Both the ADL and the Wiesenthal Center make their money by stoking the fear of antisemitism, so I discount everything they say. They will find antisemitism whether it’s there or not. What I find them most useful for is in ruling antisemitism out; if even they don’t find grounds to complain about something, then it’s probably not a problem.

I also don’t think the Wiesenthal Center leans Republican; its leadership may be more Orthodox, but from the left fringe of Orthodoxy, the OU/YU types who cling to the Democrats and moderate-left-wing politics as much as they can bring themselves to do. I think they’re just shriller than the ADL, and more ready to see every event as a fundraising opportunity.

People who pay reasonable attention to OWS are easily capable of making up their own minds as to how deeply the rank and file is invested into antisemitism. No need of the SWC or ADL to “clarify” the question, in my book.

From what I see about 30% of them are rabid jew-haters; about 30% don’t really care if the first bunch are nutcases, as long as they “shock” people and gain notoriety; about 30% actually want the government to fold; and the rest – though smarter than the first 90% – are too stupid to understand the ramifications of what they are doing and are just useful idiots.

In a couple of decades there will be tons of denial over who did what during the fall of “2011”.

Actually, it looks like the ADL did issue a statement on OWS yesterday: http://www.adl.org/PresRele/ASUS_12/6138_12.htm

[…] tip to Legal Insurrection for their story on the essay pieces posted at the Wiesenthal website. 0.000000 0.000000 Rate this: Share […]

Thanks, dawgfan. I’ve updated the post to incorporate that information, and noted the correction.

I read the Wiesenthal Center’s statement as implying a false equivalency between the Tea Party and OWS.

### Given problem 1
In the comments on the ADL and the Wiesenthal Center, what does the first commenter find those two organizations most useful for?
### Given problem 2
Write the next part of the comments on the ADL and the Wiesenthal Center, continuing on from the last comment shown.

### Data
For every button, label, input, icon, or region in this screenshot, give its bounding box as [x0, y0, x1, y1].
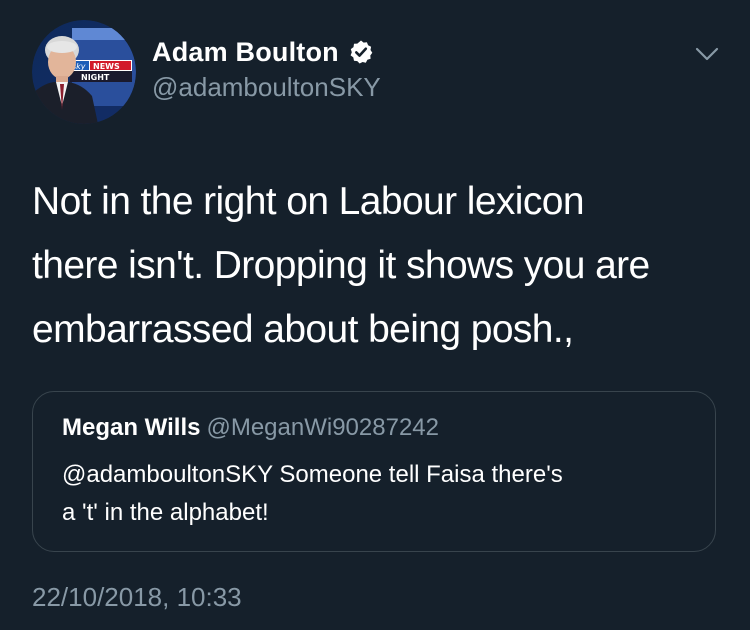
tweet-text-line: there isn't. Dropping it shows you are: [32, 244, 650, 287]
author-name-row[interactable]: Adam Boulton: [152, 34, 374, 70]
avatar[interactable]: sky NEWS NIGHT: [32, 20, 136, 124]
tweet-text-line: Not in the right on Labour lexicon: [32, 180, 585, 223]
avatar-show: NIGHT: [81, 73, 110, 82]
tweet-timestamp[interactable]: 22/10/2018, 10:33: [32, 582, 242, 613]
quoted-tweet-text-line: a 't' in the alphabet!: [62, 499, 269, 526]
quoted-author-name: Megan Wills: [62, 414, 201, 441]
quoted-tweet[interactable]: Megan Wills @MeganWi90287242 @adamboulton…: [32, 391, 716, 552]
tweet-text-line: embarrassed about being posh.,: [32, 308, 574, 351]
avatar-brand: NEWS: [93, 62, 120, 71]
tweet-text: Not in the right on Labour lexicon there…: [32, 170, 722, 362]
quoted-tweet-header: Megan Wills @MeganWi90287242: [62, 414, 439, 442]
tweet: sky NEWS NIGHT Adam Boulton @adamboulton…: [0, 0, 750, 630]
chevron-down-icon[interactable]: [690, 40, 724, 68]
avatar-image: sky NEWS NIGHT: [32, 20, 136, 124]
quoted-tweet-text: @adamboultonSKY Someone tell Faisa there…: [62, 456, 702, 532]
author-handle[interactable]: @adamboultonSKY: [152, 72, 381, 103]
quoted-author-handle: @MeganWi90287242: [206, 414, 439, 441]
verified-badge-icon: [348, 39, 374, 65]
quoted-tweet-text-line: @adamboultonSKY Someone tell Faisa there…: [62, 461, 563, 488]
author-name[interactable]: Adam Boulton: [152, 37, 339, 68]
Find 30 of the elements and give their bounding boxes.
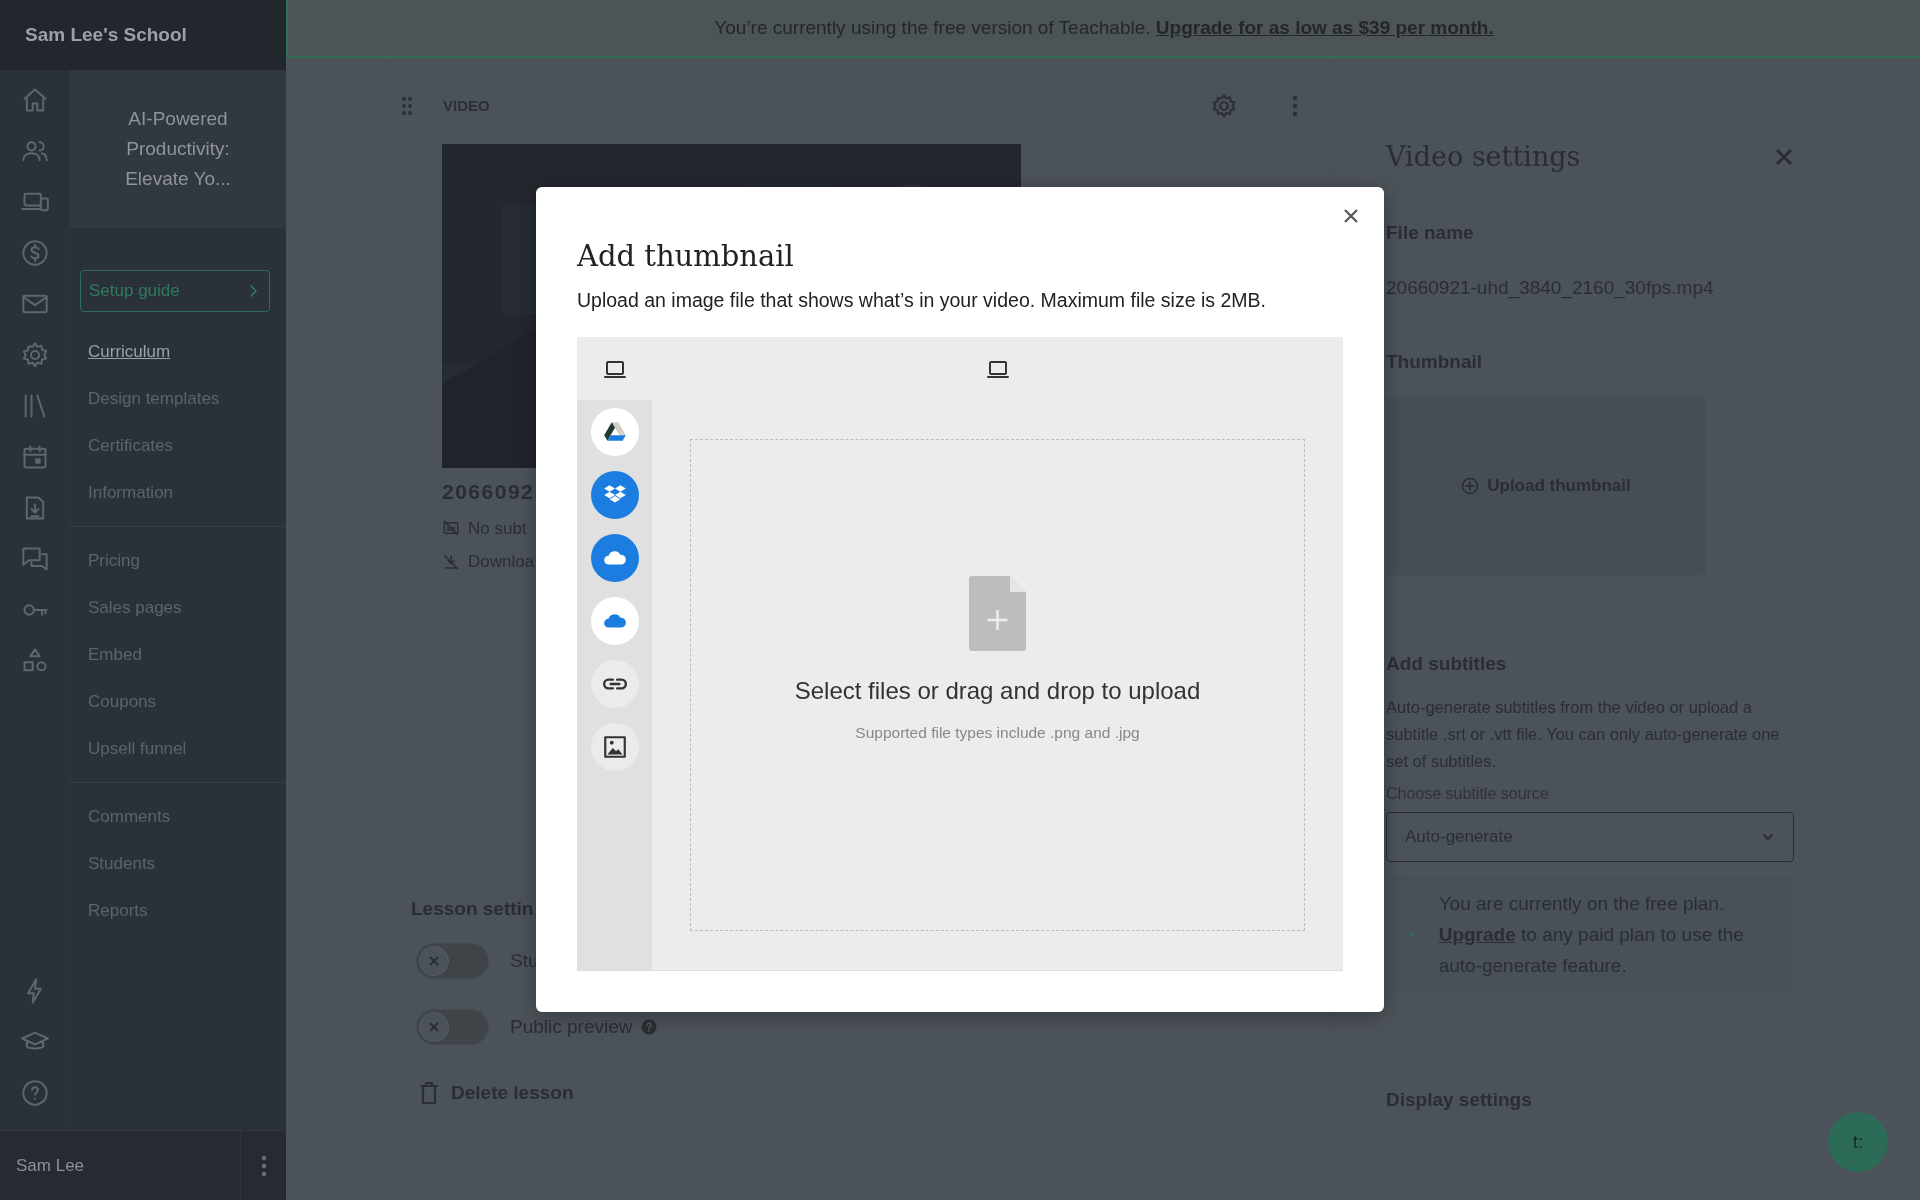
upload-prompt: Select files or drag and drop to upload [794,675,1201,706]
kebab-menu-icon[interactable] [1292,95,1298,117]
x-icon [428,1021,440,1033]
plus-circle-icon [1461,476,1480,495]
help-icon[interactable] [640,1019,657,1035]
file-plus-icon [969,575,1026,651]
upload-hint: Supported file types include .png and .jpg [855,722,1140,743]
no-subtitles-icon [442,519,460,538]
drag-handle-icon[interactable] [401,96,413,116]
toggle-switch[interactable] [416,1009,489,1045]
chat-button[interactable]: t: [1828,1112,1888,1172]
course-title: AI-Powered Productivity: Elevate Yo... [124,107,232,191]
chat-icon[interactable] [20,545,49,573]
modal-description: Upload an image file that shows what’s in your video. Maximum file size is 2MB. [577,287,1267,313]
nav-link[interactable]: Curriculum [70,328,286,375]
dollar-icon[interactable] [20,239,49,267]
settings-icon[interactable] [1211,93,1237,119]
toggle-switch[interactable] [416,943,489,979]
help-icon[interactable] [20,1079,49,1107]
drop-zone[interactable]: Select files or drag and drop to upload Supported file types include .png and .jpg [690,439,1305,931]
school-name: Sam Lee's School [25,22,187,47]
kebab-menu-icon[interactable] [259,1154,268,1177]
modal-title: Add thumbnail [577,239,795,274]
user-name: Sam Lee [15,1154,86,1177]
trash-icon [419,1081,439,1106]
settings-icon[interactable] [20,341,49,369]
download-off-icon [442,552,460,571]
image-icon [601,734,628,761]
x-icon [428,955,440,967]
setup-guide-button[interactable]: Setup guide [80,270,270,312]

### Written response 1
Ruling antisemitism out

### Written response 2
Smoke- I agree. Besides, what does Obama’s birth certificate or the fact that Obama is part of a Marxist conspiracy have to do with anti-Semitic ism. You may agree or you might think it’s silly but a person can believe both and literally love Jewish people. I’m sorry but I don’t see a connection.

So you also discount everything claimed by the professional racists like Al Sharpton or the Southern Poverty Law Center? Because they make their money stoking the fear of racism whether it exists or not.

People hate Jews? Get out! When did that begin?

I am an Occupy Wall Street protester and I’m Jewish.

My blood boils at these uninformed accusations of antisemitism. Because Zuccotti Park is a public space, as are the streets we march through, we cannot prevent anyone, no matter how lunatic, from holding up any sign, however offensive. Likewise, the horizontal, consensus-based structure of the movement makes self-policing very difficult. As much as I would like to punch out the occasional antisemite, it is not a productive way to deal with the situation.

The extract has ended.